§ TASK REQUIREMENTS
Find and copy each line of the records where the string "JSON" shows up.

§ SOURCE DATA
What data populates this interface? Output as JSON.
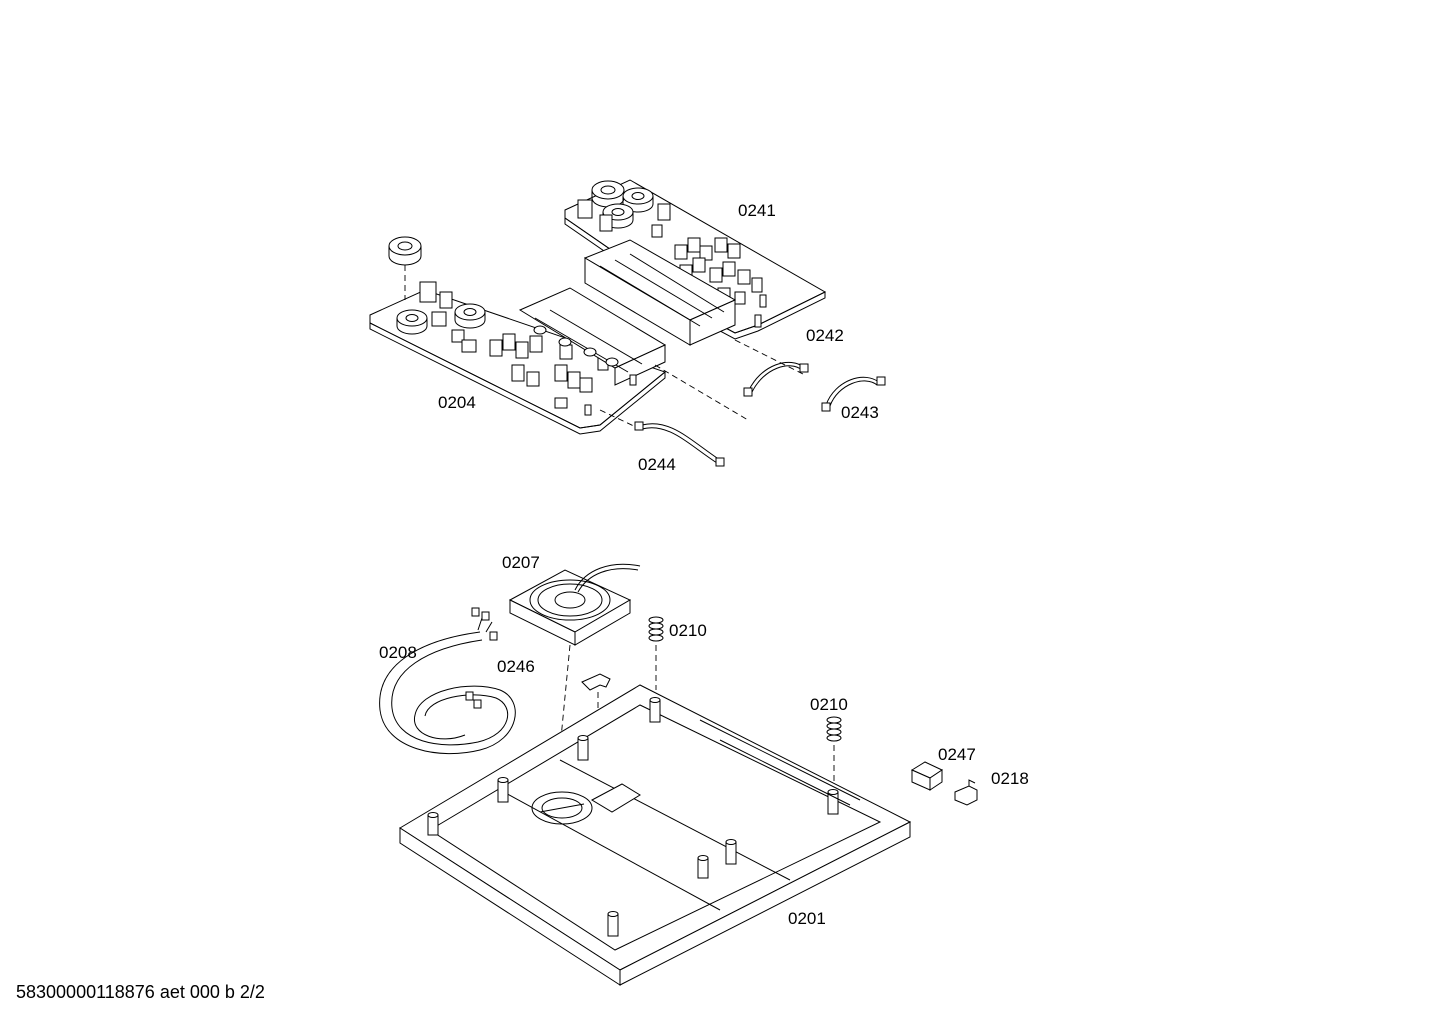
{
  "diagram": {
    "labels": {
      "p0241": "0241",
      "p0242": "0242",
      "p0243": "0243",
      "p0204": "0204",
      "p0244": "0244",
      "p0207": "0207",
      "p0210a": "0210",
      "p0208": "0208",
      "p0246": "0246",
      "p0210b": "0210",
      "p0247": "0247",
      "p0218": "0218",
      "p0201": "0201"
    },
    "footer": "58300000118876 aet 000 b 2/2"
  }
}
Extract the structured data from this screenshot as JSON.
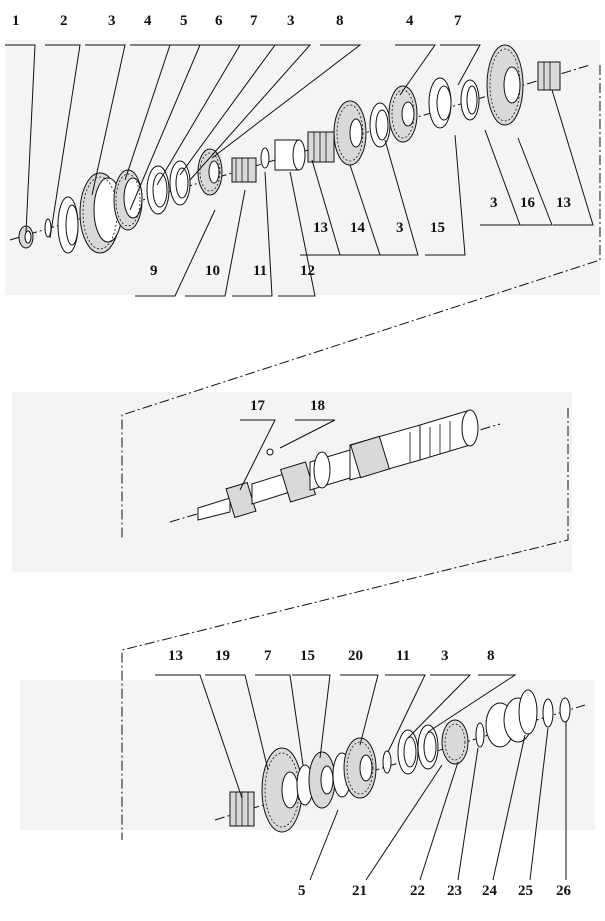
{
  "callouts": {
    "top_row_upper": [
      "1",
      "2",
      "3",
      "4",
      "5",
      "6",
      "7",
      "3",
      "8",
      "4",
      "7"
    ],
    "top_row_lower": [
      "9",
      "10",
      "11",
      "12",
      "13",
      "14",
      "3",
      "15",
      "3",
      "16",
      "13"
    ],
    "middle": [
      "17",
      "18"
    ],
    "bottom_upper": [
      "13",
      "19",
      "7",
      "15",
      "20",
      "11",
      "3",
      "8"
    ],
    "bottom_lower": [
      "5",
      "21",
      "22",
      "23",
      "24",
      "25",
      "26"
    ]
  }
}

§ SOLUTION FOR THIS EXERCISE
What data populates this interface? Output as JSON.
Extract the structured data from this screenshot as JSON.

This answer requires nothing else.